# Work to do:
The complete listing should be restated exactly.

•••

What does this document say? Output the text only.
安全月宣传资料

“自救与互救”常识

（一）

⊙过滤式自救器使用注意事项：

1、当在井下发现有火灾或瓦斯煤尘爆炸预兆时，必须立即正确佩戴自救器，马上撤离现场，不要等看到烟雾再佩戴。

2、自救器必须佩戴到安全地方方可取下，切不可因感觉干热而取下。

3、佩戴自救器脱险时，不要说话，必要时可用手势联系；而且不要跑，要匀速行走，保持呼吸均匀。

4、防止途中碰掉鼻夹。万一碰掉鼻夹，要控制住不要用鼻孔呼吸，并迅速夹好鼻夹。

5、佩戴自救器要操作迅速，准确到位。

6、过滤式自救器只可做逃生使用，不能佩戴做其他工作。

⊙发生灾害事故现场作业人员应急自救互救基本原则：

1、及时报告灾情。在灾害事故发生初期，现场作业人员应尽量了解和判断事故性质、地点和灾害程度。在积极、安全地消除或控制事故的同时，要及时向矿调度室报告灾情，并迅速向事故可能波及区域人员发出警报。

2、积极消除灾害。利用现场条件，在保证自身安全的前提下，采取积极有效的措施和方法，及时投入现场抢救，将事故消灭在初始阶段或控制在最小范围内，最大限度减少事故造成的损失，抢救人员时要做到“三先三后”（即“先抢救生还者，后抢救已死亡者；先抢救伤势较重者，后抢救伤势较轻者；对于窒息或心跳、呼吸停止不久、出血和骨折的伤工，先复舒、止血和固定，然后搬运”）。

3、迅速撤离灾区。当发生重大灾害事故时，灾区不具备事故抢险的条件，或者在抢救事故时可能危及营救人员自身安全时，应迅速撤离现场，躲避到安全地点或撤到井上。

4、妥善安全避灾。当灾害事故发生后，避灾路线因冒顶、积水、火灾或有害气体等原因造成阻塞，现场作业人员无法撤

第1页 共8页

•••

# Exercise response:
What does this document say? Output the text only.
安全月宣传资料

“自救与互救”常识

（一）

⊙过滤式自救器使用注意事项：

1、当在井下发现有火灾或瓦斯煤尘爆炸预兆时，必须立即正确佩戴自救器，马上撤离现场，不要等看到烟雾再佩戴。

2、自救器必须佩戴到安全地方方可取下，切不可因感觉干热而取下。

3、佩戴自救器脱险时，不要说话，必要时可用手势联系；而且不要跑，要匀速行走，保持呼吸均匀。

4、防止途中碰掉鼻夹。万一碰掉鼻夹，要控制住不要用鼻孔呼吸，并迅速夹好鼻夹。

5、佩戴自救器要操作迅速，准确到位。

6、过滤式自救器只可做逃生使用，不能佩戴做其他工作。

⊙发生灾害事故现场作业人员应急自救互救基本原则：

1、及时报告灾情。在灾害事故发生初期，现场作业人员应尽量了解和判断事故性质、地点和灾害程度。在积极、安全地消除或控制事故的同时，要及时向矿调度室报告灾情，并迅速向事故可能波及区域人员发出警报。

2、积极消除灾害。利用现场条件，在保证自身安全的前提下，采取积极有效的措施和方法，及时投入现场抢救，将事故消灭在初始阶段或控制在最小范围内，最大限度减少事故造成的损失，抢救人员时要做到“三先三后”（即“先抢救生还者，后抢救已死亡者；先抢救伤势较重者，后抢救伤势较轻者；对于窒息或心跳、呼吸停止不久、出血和骨折的伤工，先复舒、止血和固定，然后搬运”）。

3、迅速撤离灾区。当发生重大灾害事故时，灾区不具备事故抢险的条件，或者在抢救事故时可能危及营救人员自身安全时，应迅速撤离现场，躲避到安全地点或撤到井上。

4、妥善安全避灾。当灾害事故发生后，避灾路线因冒顶、积水、火灾或有害气体等原因造成阻塞，现场作业人员无法撤

第1页 共8页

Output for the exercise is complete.